:: EXERCISE ::
Make a verbatim copy of the entries below; pictures stay out.

[Stored entries]

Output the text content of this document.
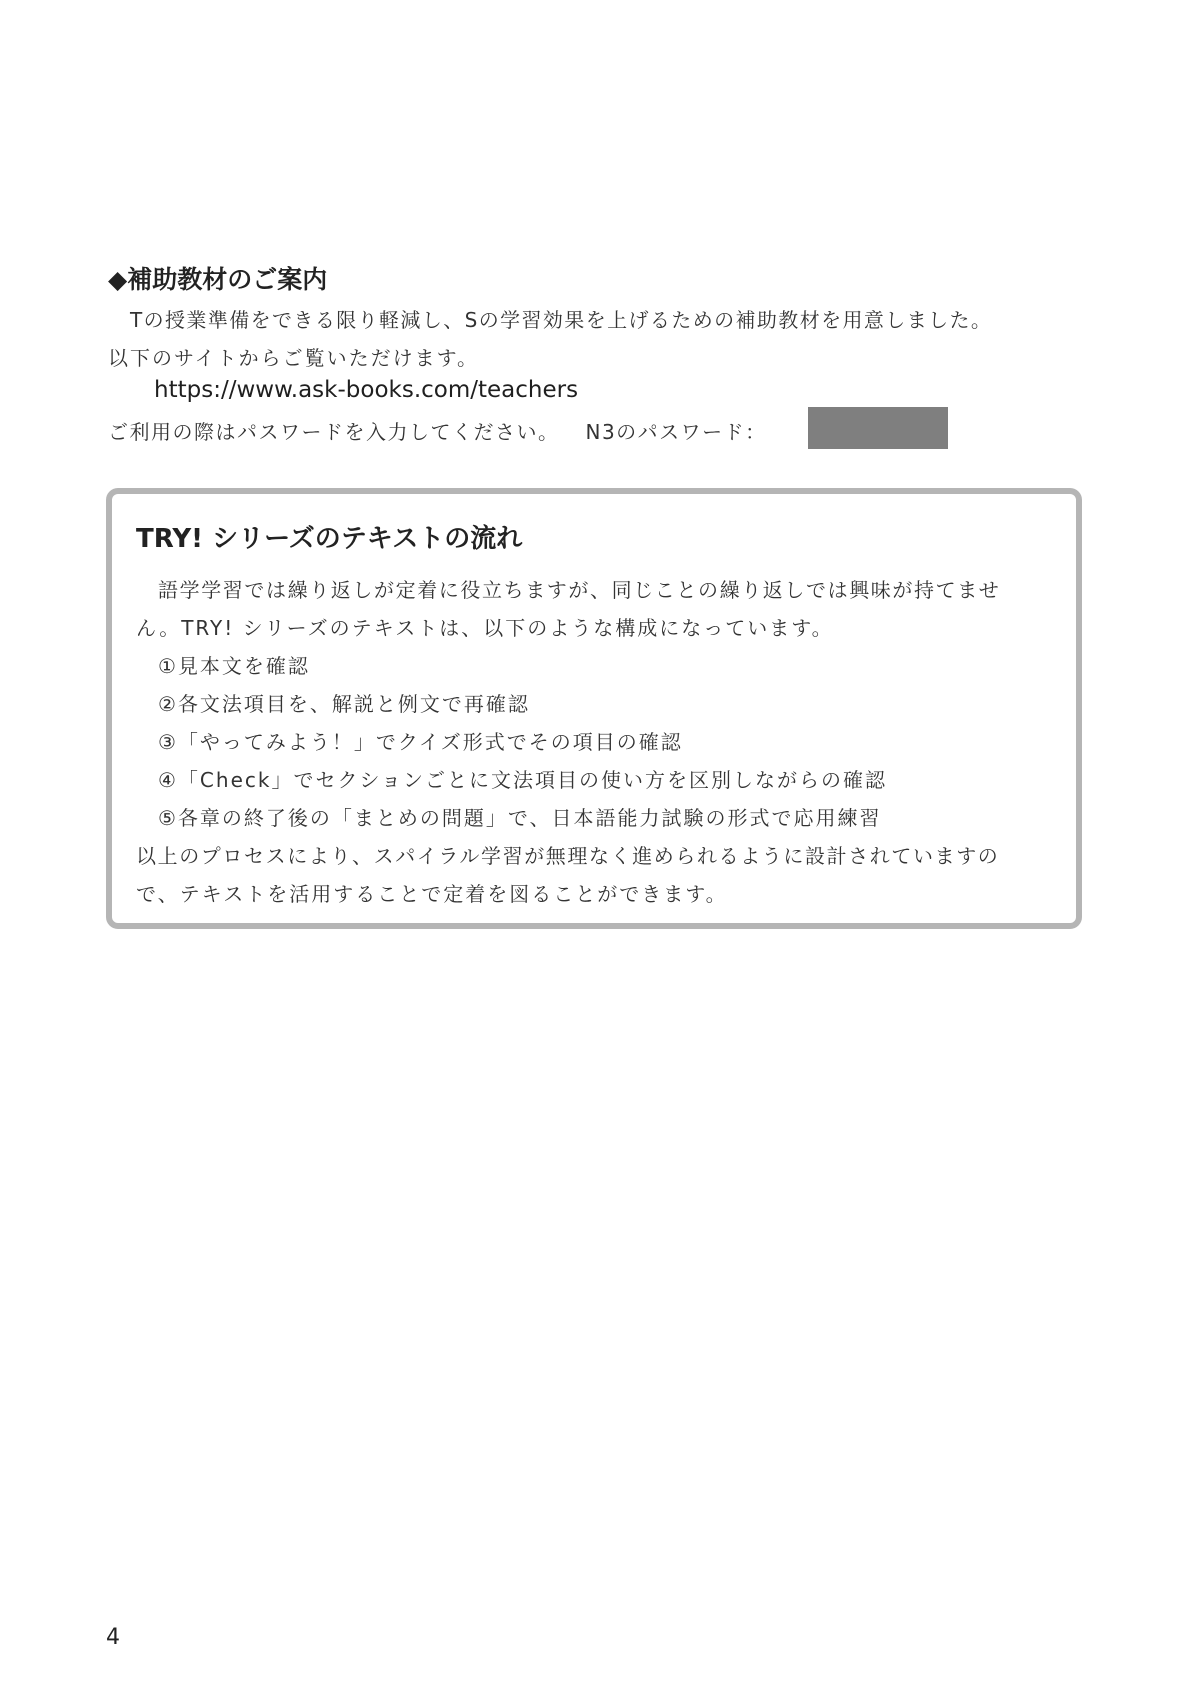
◆補助教材のご案内

Tの授業準備をできる限り軽減し、Sの学習効果を上げるための補助教材を用意しました。

以下のサイトからご覧いただけます。

https://www.ask-books.com/teachers

ご利用の際はパスワードを入力してください。 N3のパスワード：
TRY! シリーズのテキストの流れ

語学学習では繰り返しが定着に役立ちますが、同じことの繰り返しでは興味が持てませ

ん。TRY! シリーズのテキストは、以下のような構成になっています。

①見本文を確認

②各文法項目を、解説と例文で再確認

③「やってみよう！」でクイズ形式でその項目の確認

④「Check」でセクションごとに文法項目の使い方を区別しながらの確認

⑤各章の終了後の「まとめの問題」で、日本語能力試験の形式で応用練習

以上のプロセスにより、スパイラル学習が無理なく進められるように設計されていますの

で、テキストを活用することで定着を図ることができます。

4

:: PROBLEM SOLUTION ::
Output the text content of this document.
◆補助教材のご案内

Tの授業準備をできる限り軽減し、Sの学習効果を上げるための補助教材を用意しました。

以下のサイトからご覧いただけます。

https://www.ask-books.com/teachers

ご利用の際はパスワードを入力してください。 N3のパスワード：
TRY! シリーズのテキストの流れ

語学学習では繰り返しが定着に役立ちますが、同じことの繰り返しでは興味が持てませ

ん。TRY! シリーズのテキストは、以下のような構成になっています。

①見本文を確認

②各文法項目を、解説と例文で再確認

③「やってみよう！」でクイズ形式でその項目の確認

④「Check」でセクションごとに文法項目の使い方を区別しながらの確認

⑤各章の終了後の「まとめの問題」で、日本語能力試験の形式で応用練習

以上のプロセスにより、スパイラル学習が無理なく進められるように設計されていますの

で、テキストを活用することで定着を図ることができます。

4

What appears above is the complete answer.